TASK REQUIREMENTS: From the listing below, pull out every line where the string "photo" appears.

MATERIAL FOR THIS TASK:
+===+
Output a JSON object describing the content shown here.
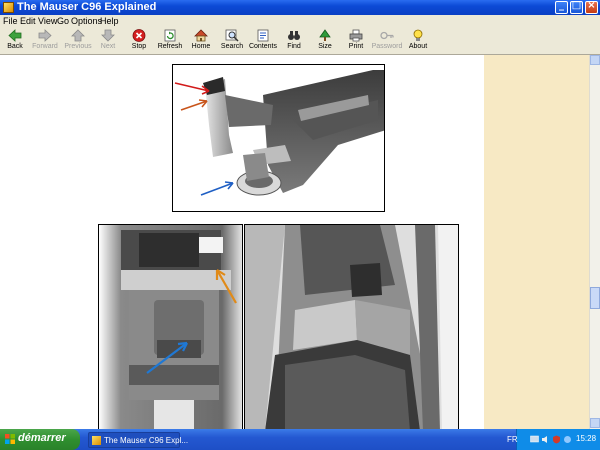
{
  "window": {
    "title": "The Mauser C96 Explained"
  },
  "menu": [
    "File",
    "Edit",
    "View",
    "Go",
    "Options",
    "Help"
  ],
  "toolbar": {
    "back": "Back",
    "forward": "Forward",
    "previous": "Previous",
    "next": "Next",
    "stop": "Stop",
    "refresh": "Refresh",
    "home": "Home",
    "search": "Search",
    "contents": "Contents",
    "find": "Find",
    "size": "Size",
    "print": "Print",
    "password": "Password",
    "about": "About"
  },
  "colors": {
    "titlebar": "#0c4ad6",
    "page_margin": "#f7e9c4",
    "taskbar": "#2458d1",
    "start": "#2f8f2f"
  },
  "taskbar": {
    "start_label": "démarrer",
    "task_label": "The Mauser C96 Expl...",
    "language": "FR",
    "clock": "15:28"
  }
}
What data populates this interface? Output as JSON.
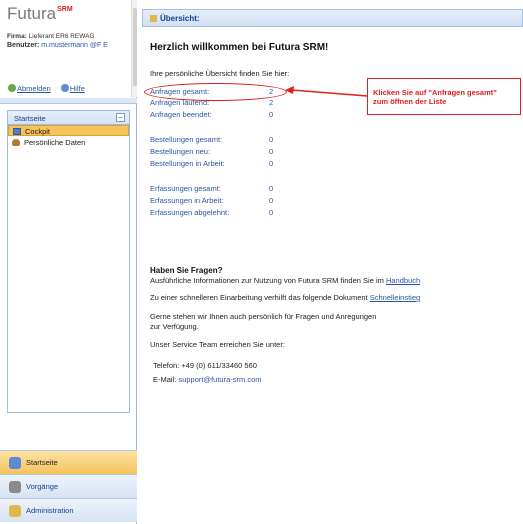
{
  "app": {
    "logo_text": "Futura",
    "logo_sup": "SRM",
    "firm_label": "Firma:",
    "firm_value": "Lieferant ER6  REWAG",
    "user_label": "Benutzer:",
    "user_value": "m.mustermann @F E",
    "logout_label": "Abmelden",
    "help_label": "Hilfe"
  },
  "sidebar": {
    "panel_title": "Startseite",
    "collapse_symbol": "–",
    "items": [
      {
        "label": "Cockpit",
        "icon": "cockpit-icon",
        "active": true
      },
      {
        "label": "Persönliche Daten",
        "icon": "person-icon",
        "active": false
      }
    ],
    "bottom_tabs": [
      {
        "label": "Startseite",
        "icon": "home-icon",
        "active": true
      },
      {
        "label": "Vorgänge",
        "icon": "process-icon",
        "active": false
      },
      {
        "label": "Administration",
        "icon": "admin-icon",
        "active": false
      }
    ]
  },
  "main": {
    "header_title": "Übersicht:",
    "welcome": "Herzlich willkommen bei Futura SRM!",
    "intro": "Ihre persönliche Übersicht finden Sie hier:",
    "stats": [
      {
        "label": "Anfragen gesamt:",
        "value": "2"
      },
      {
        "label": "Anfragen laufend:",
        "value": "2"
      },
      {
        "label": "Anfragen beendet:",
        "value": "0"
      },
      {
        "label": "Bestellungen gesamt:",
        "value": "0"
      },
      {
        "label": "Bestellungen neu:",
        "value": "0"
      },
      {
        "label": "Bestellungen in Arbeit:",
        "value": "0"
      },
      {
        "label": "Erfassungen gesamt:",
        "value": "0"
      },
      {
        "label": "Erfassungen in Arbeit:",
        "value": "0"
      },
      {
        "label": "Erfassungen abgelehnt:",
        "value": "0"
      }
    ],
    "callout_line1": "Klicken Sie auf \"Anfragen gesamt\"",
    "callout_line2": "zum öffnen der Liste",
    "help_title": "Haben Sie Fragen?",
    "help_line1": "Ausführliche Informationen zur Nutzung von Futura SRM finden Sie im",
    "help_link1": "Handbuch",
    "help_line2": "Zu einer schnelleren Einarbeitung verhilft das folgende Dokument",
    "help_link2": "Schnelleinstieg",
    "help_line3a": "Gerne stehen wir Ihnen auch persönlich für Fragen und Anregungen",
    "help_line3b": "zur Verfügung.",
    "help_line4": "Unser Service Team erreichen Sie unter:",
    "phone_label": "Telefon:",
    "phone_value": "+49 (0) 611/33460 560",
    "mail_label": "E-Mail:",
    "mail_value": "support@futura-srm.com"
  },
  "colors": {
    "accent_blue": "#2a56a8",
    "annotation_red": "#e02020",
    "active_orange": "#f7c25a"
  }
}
+===+
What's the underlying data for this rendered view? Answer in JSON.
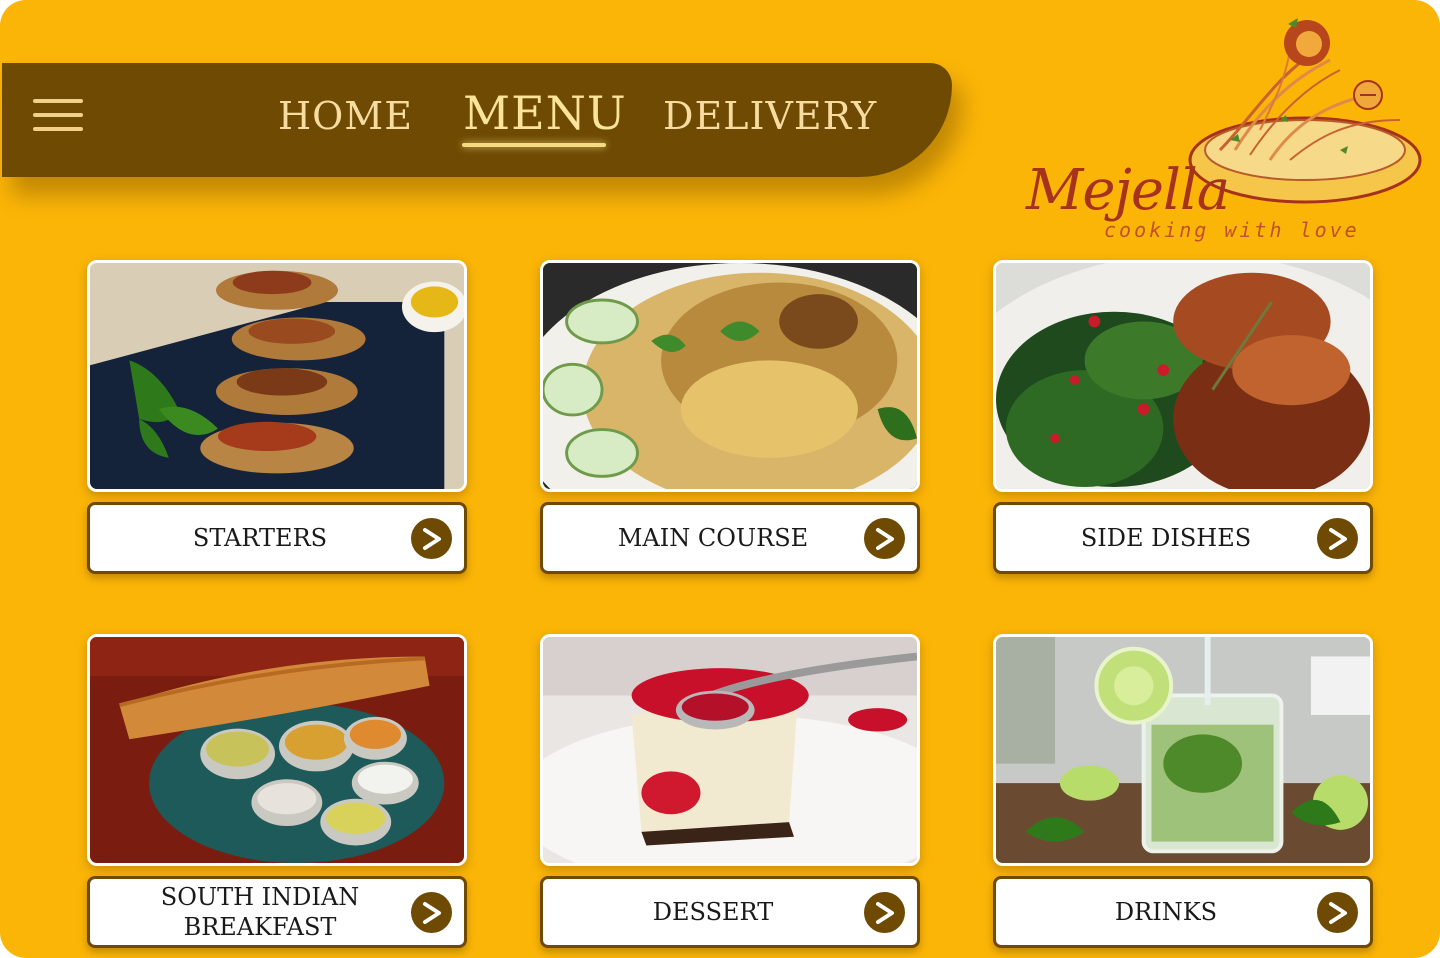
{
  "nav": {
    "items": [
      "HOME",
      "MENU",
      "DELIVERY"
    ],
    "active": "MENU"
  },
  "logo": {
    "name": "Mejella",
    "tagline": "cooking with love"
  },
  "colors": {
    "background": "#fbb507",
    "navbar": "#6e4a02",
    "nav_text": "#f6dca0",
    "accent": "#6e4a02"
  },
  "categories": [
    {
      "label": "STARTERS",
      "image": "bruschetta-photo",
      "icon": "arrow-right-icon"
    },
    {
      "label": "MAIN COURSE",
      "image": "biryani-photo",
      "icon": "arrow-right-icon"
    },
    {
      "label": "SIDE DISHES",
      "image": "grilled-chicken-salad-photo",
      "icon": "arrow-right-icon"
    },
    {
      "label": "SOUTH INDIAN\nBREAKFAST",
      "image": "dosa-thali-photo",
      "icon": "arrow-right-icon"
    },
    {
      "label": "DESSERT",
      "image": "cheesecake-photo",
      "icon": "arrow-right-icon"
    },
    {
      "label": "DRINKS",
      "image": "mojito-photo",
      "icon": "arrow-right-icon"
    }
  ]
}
+===+
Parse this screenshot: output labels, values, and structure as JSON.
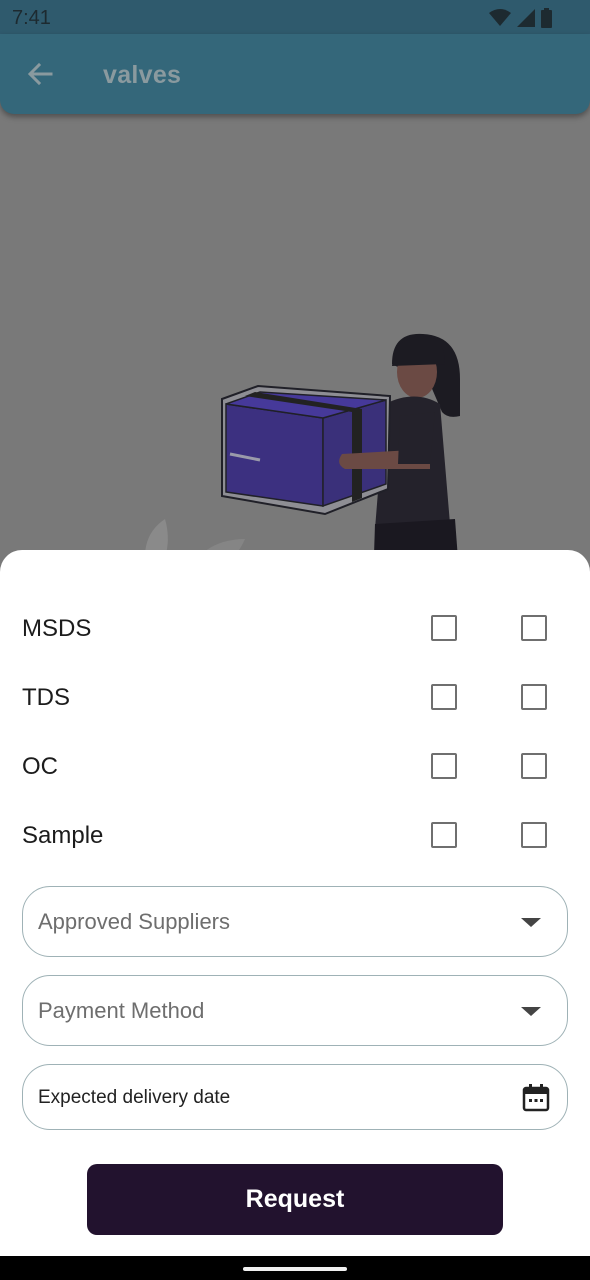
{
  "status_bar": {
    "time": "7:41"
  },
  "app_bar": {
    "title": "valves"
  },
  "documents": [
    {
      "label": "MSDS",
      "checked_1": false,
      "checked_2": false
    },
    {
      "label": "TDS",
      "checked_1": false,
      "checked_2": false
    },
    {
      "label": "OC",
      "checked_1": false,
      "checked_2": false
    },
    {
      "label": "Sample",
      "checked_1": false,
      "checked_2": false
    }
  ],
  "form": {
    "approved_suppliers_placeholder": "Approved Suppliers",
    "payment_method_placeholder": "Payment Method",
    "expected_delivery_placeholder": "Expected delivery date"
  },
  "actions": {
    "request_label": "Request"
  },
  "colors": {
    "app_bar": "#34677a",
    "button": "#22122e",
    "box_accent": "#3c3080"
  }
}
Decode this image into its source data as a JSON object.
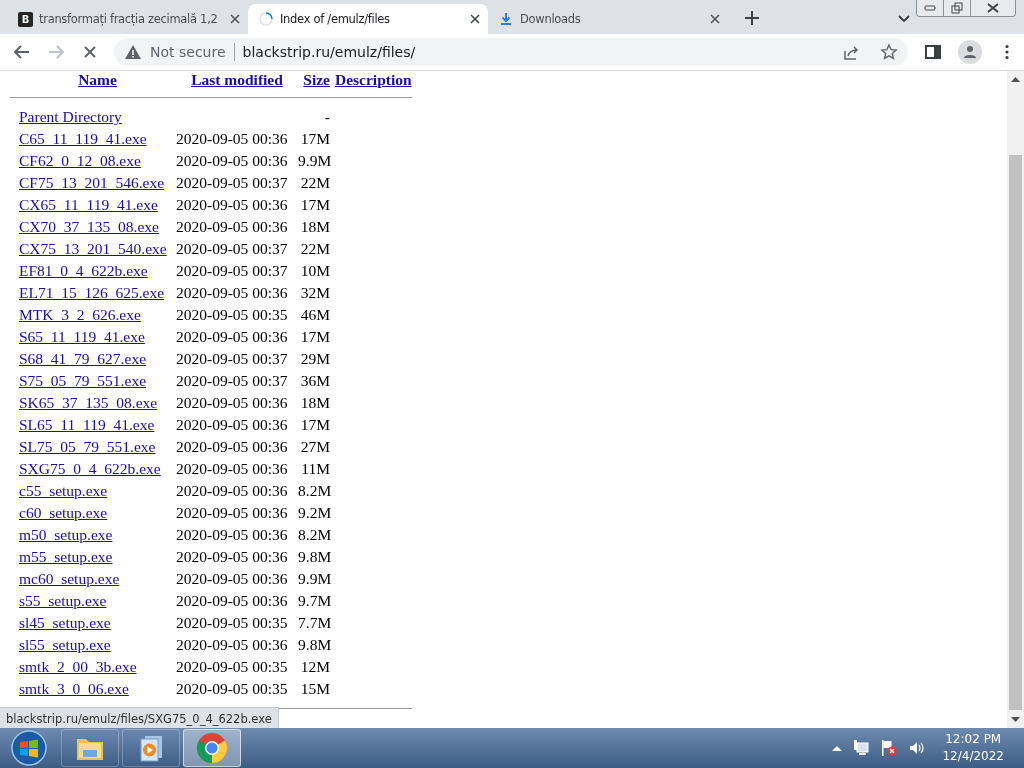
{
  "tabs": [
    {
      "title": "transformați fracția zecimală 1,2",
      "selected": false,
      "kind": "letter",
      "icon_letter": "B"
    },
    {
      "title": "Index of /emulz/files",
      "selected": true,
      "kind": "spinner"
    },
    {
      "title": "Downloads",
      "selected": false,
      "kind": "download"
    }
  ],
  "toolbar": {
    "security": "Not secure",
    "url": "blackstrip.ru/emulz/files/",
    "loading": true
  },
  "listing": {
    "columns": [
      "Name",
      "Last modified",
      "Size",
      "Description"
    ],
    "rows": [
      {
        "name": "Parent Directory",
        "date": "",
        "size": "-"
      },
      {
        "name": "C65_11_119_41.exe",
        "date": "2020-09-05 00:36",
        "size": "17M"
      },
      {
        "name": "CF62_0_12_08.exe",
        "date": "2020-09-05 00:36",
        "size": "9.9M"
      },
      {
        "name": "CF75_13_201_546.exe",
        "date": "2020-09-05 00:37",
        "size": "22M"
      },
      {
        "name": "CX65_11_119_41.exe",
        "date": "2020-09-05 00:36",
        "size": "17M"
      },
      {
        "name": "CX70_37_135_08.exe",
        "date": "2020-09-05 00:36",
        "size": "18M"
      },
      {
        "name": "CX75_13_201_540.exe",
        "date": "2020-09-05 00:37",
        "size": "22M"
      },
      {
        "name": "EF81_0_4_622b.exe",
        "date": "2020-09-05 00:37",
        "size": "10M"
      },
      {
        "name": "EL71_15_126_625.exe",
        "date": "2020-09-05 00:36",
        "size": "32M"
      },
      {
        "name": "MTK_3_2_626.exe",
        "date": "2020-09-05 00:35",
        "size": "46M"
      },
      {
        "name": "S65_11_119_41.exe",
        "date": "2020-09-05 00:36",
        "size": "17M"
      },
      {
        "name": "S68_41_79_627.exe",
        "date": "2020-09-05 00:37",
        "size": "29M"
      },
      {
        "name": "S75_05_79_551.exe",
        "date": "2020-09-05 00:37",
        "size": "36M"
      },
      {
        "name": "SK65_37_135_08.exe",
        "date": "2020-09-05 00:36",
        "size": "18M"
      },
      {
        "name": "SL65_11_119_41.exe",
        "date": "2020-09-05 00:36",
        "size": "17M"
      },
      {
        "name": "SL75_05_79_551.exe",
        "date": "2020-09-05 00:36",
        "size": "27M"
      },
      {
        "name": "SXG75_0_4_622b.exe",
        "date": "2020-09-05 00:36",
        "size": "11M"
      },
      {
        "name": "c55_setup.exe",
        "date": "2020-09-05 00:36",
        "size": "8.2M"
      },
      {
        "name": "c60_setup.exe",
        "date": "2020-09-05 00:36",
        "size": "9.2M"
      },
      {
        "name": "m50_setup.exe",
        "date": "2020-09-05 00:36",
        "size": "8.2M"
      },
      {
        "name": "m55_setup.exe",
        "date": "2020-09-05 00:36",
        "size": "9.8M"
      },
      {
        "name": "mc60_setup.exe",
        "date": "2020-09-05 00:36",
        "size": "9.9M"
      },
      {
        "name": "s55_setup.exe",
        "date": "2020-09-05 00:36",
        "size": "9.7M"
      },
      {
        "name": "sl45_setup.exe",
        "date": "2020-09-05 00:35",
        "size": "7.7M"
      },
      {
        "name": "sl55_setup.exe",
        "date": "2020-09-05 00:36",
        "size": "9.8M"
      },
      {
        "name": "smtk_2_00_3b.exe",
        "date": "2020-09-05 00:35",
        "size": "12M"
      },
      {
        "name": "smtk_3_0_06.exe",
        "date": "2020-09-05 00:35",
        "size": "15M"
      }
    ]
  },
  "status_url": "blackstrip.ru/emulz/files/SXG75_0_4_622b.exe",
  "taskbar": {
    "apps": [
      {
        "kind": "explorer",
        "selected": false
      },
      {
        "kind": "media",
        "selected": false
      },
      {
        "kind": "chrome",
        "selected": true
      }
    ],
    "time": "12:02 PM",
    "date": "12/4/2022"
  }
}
+===+
THE COMPLETED TASK:
      "image": "bruschetta-photo",
      "image": "biryani-photo",
      "image": "grilled-chicken-salad-photo",
      "image": "dosa-thali-photo",
      "image": "cheesecake-photo",
      "image": "mojito-photo",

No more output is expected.